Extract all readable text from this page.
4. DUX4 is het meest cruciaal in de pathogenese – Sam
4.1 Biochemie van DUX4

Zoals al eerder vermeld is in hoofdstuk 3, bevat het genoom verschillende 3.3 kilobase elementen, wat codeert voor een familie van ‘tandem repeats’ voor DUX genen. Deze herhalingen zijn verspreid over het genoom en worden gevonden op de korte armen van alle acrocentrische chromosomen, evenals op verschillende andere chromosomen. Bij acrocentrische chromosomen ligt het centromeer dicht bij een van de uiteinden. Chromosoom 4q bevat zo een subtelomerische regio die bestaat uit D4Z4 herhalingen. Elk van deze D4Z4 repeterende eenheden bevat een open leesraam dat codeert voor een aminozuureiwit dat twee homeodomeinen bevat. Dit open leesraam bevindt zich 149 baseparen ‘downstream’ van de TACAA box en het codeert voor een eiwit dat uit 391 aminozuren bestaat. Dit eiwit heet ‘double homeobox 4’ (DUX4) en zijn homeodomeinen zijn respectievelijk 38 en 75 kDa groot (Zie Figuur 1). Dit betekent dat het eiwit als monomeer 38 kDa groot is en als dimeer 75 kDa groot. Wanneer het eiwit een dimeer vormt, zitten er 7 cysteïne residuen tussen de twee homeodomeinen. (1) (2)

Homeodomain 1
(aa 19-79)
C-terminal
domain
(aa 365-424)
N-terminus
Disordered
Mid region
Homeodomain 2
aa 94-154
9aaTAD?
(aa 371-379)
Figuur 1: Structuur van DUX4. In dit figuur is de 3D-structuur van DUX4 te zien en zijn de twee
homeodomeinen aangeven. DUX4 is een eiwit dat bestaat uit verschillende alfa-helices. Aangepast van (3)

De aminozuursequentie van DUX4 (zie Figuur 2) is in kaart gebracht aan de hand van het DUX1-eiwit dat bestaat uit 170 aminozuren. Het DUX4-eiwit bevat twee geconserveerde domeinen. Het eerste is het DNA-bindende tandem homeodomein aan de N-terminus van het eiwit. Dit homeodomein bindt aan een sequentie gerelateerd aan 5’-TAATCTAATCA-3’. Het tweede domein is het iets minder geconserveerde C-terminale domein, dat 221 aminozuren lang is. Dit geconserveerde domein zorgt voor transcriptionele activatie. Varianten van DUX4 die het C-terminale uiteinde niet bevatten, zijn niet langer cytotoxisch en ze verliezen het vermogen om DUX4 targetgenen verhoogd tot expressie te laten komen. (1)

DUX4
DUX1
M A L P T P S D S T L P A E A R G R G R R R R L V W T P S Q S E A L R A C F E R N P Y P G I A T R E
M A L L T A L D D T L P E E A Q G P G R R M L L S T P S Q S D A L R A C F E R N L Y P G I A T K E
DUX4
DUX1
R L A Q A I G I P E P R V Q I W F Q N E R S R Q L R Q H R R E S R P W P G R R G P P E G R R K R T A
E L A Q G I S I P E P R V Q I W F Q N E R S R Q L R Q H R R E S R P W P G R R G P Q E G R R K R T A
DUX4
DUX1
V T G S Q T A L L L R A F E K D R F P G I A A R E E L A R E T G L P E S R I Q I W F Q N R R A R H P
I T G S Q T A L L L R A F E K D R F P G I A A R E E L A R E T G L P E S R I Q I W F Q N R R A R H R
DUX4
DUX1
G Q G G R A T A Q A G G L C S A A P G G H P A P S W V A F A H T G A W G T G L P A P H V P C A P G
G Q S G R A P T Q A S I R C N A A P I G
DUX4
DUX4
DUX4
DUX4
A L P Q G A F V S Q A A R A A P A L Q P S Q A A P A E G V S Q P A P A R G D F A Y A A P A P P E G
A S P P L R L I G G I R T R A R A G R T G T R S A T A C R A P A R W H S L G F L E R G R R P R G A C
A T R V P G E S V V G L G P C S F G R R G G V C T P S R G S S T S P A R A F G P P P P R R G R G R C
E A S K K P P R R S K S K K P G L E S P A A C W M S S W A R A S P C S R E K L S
• • • • • • •
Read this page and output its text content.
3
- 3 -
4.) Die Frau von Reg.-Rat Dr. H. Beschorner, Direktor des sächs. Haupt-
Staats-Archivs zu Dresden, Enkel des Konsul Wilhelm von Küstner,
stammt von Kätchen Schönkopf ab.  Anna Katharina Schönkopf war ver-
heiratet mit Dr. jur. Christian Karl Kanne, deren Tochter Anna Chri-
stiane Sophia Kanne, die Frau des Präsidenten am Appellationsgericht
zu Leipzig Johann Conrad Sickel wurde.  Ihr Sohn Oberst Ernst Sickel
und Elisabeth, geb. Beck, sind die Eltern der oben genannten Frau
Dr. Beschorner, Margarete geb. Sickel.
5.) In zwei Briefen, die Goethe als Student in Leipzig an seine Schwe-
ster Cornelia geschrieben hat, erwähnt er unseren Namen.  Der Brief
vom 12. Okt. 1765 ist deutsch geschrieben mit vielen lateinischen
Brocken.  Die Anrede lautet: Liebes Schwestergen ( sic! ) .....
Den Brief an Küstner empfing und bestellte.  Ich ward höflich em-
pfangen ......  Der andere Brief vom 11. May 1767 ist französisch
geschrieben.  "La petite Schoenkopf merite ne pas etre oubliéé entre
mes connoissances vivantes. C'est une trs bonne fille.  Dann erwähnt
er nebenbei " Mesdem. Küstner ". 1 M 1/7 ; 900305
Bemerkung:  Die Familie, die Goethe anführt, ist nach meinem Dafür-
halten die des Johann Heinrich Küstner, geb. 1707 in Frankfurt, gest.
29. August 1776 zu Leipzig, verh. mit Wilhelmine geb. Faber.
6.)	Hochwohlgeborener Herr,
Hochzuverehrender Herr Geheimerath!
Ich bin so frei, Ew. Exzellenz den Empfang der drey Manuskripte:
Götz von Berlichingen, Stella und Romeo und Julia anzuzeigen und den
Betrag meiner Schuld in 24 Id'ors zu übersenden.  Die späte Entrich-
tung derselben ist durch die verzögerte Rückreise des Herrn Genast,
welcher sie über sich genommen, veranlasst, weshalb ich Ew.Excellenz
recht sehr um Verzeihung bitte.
• • • • • • •
§ **WHAT TO PRODUCE**:
Find the lines in the records above that hold the word "bevat", and give only how many there are.

§ **ANSWER TO THIS EXERCISE**:
2